**EXERCISE TASK**
Write out the records below word for word, please.

[Dataset rows]
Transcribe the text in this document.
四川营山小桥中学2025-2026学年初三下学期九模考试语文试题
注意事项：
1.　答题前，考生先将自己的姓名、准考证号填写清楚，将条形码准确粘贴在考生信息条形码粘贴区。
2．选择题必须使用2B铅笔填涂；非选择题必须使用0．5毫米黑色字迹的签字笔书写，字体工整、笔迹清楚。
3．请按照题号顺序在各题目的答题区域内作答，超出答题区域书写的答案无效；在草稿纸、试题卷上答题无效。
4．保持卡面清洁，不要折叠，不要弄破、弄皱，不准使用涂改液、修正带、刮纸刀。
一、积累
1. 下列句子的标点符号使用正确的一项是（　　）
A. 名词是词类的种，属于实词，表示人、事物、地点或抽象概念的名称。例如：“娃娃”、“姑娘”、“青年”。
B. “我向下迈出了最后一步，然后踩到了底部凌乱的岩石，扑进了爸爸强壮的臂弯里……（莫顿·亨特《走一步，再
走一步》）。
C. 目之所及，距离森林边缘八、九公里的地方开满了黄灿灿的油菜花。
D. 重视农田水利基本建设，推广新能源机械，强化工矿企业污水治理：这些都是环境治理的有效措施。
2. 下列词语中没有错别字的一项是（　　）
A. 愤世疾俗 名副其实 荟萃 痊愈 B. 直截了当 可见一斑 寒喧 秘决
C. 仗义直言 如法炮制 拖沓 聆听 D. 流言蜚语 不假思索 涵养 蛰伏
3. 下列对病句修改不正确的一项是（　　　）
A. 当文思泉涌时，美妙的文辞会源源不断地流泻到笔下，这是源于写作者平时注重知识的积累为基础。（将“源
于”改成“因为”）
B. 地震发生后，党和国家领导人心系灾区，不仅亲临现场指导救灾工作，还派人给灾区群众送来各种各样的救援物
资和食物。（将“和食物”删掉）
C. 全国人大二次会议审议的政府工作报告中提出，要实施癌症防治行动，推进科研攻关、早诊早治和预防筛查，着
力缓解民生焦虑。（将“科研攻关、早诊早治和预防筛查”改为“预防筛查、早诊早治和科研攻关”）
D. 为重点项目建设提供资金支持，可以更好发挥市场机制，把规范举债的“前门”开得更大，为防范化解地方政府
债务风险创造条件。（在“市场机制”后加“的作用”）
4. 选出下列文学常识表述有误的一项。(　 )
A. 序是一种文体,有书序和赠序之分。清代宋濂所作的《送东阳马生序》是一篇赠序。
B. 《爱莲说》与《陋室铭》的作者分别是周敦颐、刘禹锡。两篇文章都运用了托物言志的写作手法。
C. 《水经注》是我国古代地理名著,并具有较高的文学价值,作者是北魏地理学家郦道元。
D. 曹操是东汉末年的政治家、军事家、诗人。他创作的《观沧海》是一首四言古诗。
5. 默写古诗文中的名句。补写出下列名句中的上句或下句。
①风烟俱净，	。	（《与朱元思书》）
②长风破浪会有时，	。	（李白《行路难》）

**THE OUTPUT**
Transcribe the text in this document.
四川营山小桥中学2025-2026学年初三下学期九模考试语文试题
注意事项：
1.　答题前，考生先将自己的姓名、准考证号填写清楚，将条形码准确粘贴在考生信息条形码粘贴区。
2．选择题必须使用2B铅笔填涂；非选择题必须使用0．5毫米黑色字迹的签字笔书写，字体工整、笔迹清楚。
3．请按照题号顺序在各题目的答题区域内作答，超出答题区域书写的答案无效；在草稿纸、试题卷上答题无效。
4．保持卡面清洁，不要折叠，不要弄破、弄皱，不准使用涂改液、修正带、刮纸刀。
一、积累
1. 下列句子的标点符号使用正确的一项是（　　）
A. 名词是词类的种，属于实词，表示人、事物、地点或抽象概念的名称。例如：“娃娃”、“姑娘”、“青年”。
B. “我向下迈出了最后一步，然后踩到了底部凌乱的岩石，扑进了爸爸强壮的臂弯里……（莫顿·亨特《走一步，再
走一步》）。
C. 目之所及，距离森林边缘八、九公里的地方开满了黄灿灿的油菜花。
D. 重视农田水利基本建设，推广新能源机械，强化工矿企业污水治理：这些都是环境治理的有效措施。
2. 下列词语中没有错别字的一项是（　　）
A. 愤世疾俗 名副其实 荟萃 痊愈 B. 直截了当 可见一斑 寒喧 秘决
C. 仗义直言 如法炮制 拖沓 聆听 D. 流言蜚语 不假思索 涵养 蛰伏
3. 下列对病句修改不正确的一项是（　　　）
A. 当文思泉涌时，美妙的文辞会源源不断地流泻到笔下，这是源于写作者平时注重知识的积累为基础。（将“源
于”改成“因为”）
B. 地震发生后，党和国家领导人心系灾区，不仅亲临现场指导救灾工作，还派人给灾区群众送来各种各样的救援物
资和食物。（将“和食物”删掉）
C. 全国人大二次会议审议的政府工作报告中提出，要实施癌症防治行动，推进科研攻关、早诊早治和预防筛查，着
力缓解民生焦虑。（将“科研攻关、早诊早治和预防筛查”改为“预防筛查、早诊早治和科研攻关”）
D. 为重点项目建设提供资金支持，可以更好发挥市场机制，把规范举债的“前门”开得更大，为防范化解地方政府
债务风险创造条件。（在“市场机制”后加“的作用”）
4. 选出下列文学常识表述有误的一项。(　 )
A. 序是一种文体,有书序和赠序之分。清代宋濂所作的《送东阳马生序》是一篇赠序。
B. 《爱莲说》与《陋室铭》的作者分别是周敦颐、刘禹锡。两篇文章都运用了托物言志的写作手法。
C. 《水经注》是我国古代地理名著,并具有较高的文学价值,作者是北魏地理学家郦道元。
D. 曹操是东汉末年的政治家、军事家、诗人。他创作的《观沧海》是一首四言古诗。
5. 默写古诗文中的名句。补写出下列名句中的上句或下句。
①风烟俱净，	。	（《与朱元思书》）
②长风破浪会有时，	。	（李白《行路难》）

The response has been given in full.